Task: Output all of the records exactly as written.

━━━━━ Data provided ━━━━━

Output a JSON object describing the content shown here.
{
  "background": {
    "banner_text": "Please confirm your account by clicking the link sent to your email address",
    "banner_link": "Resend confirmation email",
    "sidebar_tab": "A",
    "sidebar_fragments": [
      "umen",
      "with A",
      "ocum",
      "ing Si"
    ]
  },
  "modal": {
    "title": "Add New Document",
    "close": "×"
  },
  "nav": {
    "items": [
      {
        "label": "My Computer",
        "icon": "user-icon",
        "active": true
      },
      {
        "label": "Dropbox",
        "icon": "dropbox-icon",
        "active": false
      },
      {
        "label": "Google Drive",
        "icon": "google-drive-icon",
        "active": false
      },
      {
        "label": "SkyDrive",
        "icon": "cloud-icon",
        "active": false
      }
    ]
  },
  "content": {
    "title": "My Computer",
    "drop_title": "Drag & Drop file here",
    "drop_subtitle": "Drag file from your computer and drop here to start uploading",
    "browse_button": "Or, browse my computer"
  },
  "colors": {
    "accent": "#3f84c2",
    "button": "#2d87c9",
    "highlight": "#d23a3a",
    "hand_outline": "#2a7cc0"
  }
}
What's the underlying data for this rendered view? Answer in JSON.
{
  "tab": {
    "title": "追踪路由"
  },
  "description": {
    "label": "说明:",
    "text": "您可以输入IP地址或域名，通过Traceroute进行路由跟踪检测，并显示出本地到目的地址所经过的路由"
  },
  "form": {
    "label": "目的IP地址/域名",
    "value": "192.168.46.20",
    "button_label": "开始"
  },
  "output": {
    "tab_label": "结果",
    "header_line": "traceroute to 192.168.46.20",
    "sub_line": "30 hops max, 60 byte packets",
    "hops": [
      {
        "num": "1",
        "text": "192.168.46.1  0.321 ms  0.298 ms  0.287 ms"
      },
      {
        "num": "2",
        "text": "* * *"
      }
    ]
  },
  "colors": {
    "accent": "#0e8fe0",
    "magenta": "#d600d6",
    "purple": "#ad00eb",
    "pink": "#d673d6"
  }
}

━━━━━

Complete output:
Output a JSON object describing the content shown here.
{
  "background": {
    "banner_text": "Please confirm your account by clicking the link sent to your email address",
    "banner_link": "Resend confirmation email",
    "sidebar_tab": "A",
    "sidebar_fragments": [
      "umen",
      "with A",
      "ocum",
      "ing Si"
    ]
  },
  "modal": {
    "title": "Add New Document",
    "close": "×"
  },
  "nav": {
    "items": [
      {
        "label": "My Computer",
        "icon": "user-icon",
        "active": true
      },
      {
        "label": "Dropbox",
        "icon": "dropbox-icon",
        "active": false
      },
      {
        "label": "Google Drive",
        "icon": "google-drive-icon",
        "active": false
      },
      {
        "label": "SkyDrive",
        "icon": "cloud-icon",
        "active": false
      }
    ]
  },
  "content": {
    "title": "My Computer",
    "drop_title": "Drag & Drop file here",
    "drop_subtitle": "Drag file from your computer and drop here to start uploading",
    "browse_button": "Or, browse my computer"
  },
  "colors": {
    "accent": "#3f84c2",
    "button": "#2d87c9",
    "highlight": "#d23a3a",
    "hand_outline": "#2a7cc0"
  }
}
What's the underlying data for this rendered view? Answer in JSON.
{
  "tab": {
    "title": "追踪路由"
  },
  "description": {
    "label": "说明:",
    "text": "您可以输入IP地址或域名，通过Traceroute进行路由跟踪检测，并显示出本地到目的地址所经过的路由"
  },
  "form": {
    "label": "目的IP地址/域名",
    "value": "192.168.46.20",
    "button_label": "开始"
  },
  "output": {
    "tab_label": "结果",
    "header_line": "traceroute to 192.168.46.20",
    "sub_line": "30 hops max, 60 byte packets",
    "hops": [
      {
        "num": "1",
        "text": "192.168.46.1  0.321 ms  0.298 ms  0.287 ms"
      },
      {
        "num": "2",
        "text": "* * *"
      }
    ]
  },
  "colors": {
    "accent": "#0e8fe0",
    "magenta": "#d600d6",
    "purple": "#ad00eb",
    "pink": "#d673d6"
  }
}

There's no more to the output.